PROVIDED PASSAGE:

________________

SONG OF AH-TO-MENŌ OR WOUNDED EAGLE.

Ah-to-menō lies on the far Prairies; he puts his ear to the ground, he hears the tread of horses and the voices of the Chiefs, but he hears not the Song of Oolita.

Where is the soft-voiced Prairie-bird? Is she silent from sickness? Perhaps her heart is changed; perhaps she whispers to another warrior, and the wind brings not the sound to Ah-to-menō.

The wounded Eagle's wigwam is cold, an arrow has struck him deep, he has gone to smoke the pipe of peace among great chiefs of a far tribe, but he is a Delaware; his heart is strong; he can hear the mocassin of a creeping Sioux; he can see the squirrel if he stirs a twig on the highest hemlock-then let the Prairie-bird sing at the door of her lodge, Ah-to-menō's ears are open.

Oolita is still silent is she sad, let her look up to the Manitto; he is good, he will pity Oolita and make her face bright.

________________

Layout element annotations
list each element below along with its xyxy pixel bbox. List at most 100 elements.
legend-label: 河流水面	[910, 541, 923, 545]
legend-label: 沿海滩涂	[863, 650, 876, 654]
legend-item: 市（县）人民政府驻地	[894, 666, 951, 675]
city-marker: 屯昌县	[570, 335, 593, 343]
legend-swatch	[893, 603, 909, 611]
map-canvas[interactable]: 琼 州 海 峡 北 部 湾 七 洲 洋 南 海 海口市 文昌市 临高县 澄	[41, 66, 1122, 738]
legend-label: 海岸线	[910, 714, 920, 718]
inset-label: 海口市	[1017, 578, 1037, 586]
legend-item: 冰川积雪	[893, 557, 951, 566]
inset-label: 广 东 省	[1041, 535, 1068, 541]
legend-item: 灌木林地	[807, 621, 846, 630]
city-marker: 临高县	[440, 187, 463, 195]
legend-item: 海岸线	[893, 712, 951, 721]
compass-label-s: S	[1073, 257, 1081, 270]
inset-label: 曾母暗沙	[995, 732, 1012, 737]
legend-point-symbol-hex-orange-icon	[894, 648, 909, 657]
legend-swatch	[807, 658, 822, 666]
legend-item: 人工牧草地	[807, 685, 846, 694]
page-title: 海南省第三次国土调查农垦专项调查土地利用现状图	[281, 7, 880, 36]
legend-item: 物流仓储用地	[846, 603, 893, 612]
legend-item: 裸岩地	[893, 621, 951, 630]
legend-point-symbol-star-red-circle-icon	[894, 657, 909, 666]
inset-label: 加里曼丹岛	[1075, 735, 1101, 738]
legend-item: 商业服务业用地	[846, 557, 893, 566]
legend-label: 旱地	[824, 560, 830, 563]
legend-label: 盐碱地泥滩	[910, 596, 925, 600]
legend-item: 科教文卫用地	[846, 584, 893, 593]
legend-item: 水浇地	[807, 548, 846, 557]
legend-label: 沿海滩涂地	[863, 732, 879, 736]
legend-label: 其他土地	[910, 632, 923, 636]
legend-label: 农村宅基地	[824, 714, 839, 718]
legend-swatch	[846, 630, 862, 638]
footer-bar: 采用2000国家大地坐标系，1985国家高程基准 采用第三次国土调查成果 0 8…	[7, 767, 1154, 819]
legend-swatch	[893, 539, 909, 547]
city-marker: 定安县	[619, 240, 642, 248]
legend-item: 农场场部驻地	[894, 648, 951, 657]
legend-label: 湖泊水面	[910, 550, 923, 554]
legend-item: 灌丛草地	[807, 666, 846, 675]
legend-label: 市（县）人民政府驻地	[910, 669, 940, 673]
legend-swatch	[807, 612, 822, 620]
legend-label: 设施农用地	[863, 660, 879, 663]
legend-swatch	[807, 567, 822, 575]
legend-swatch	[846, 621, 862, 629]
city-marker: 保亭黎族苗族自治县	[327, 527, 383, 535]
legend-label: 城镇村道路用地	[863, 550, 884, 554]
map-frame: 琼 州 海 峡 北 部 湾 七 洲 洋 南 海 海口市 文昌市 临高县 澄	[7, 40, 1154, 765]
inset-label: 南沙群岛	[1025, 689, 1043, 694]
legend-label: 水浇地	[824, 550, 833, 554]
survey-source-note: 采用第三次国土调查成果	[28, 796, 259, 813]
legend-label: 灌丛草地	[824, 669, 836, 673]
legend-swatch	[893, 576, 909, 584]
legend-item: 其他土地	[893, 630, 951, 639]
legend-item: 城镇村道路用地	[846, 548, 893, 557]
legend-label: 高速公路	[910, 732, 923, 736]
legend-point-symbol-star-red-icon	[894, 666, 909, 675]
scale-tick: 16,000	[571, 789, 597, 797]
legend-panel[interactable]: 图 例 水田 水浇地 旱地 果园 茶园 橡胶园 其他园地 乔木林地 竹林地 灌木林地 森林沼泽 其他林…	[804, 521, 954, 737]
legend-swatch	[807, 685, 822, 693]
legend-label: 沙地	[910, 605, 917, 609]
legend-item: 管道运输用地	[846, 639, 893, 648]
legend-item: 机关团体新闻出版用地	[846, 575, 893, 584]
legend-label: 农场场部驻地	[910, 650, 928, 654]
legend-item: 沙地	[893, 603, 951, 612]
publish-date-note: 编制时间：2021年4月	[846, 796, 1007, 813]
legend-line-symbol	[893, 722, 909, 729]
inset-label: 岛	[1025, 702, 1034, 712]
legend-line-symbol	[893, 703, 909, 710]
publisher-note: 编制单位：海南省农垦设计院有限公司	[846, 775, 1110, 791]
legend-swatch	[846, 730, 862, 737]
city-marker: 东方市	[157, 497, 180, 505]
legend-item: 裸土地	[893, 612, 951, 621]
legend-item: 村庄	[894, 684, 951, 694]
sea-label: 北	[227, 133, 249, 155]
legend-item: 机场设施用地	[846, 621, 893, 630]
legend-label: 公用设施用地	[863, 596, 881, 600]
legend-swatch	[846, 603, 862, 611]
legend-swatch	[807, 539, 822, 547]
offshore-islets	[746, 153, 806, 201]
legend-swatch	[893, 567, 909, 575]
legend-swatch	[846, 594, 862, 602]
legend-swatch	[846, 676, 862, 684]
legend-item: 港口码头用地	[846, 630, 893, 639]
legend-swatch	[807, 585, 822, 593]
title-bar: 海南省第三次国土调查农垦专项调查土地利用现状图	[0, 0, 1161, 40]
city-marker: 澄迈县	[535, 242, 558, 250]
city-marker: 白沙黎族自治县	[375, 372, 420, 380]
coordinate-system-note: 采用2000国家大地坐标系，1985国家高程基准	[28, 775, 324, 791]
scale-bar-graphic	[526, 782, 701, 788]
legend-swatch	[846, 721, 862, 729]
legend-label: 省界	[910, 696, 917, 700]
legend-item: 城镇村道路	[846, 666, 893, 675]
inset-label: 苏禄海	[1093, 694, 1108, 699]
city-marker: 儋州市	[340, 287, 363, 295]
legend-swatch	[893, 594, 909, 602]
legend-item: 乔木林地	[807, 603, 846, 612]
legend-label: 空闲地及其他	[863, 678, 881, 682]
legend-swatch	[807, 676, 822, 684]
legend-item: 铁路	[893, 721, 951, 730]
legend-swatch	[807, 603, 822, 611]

________________

Return the song of Ah-to-menō in full, word for word.

SOLVED PROBLEM:
SONG OF AH-TO-MENŌ OR WOUNDED EAGLE.

Ah-to-menō lies on the far Prairies; he puts his ear to the ground, he hears the tread of horses and the voices of the Chiefs, but he hears not the Song of Oolita.

Where is the soft-voiced Prairie-bird? Is she silent from sickness? Perhaps her heart is changed; perhaps she whispers to another warrior, and the wind brings not the sound to Ah-to-menō.

The wounded Eagle's wigwam is cold, an arrow has struck him deep, he has gone to smoke the pipe of peace among great chiefs of a far tribe, but he is a Delaware; his heart is strong; he can hear the mocassin of a creeping Sioux; he can see the squirrel if he stirs a twig on the highest hemlock-then let the Prairie-bird sing at the door of her lodge, Ah-to-menō's ears are open.

Oolita is still silent is she sad, let her look up to the Manitto; he is good, he will pity Oolita and make her face bright.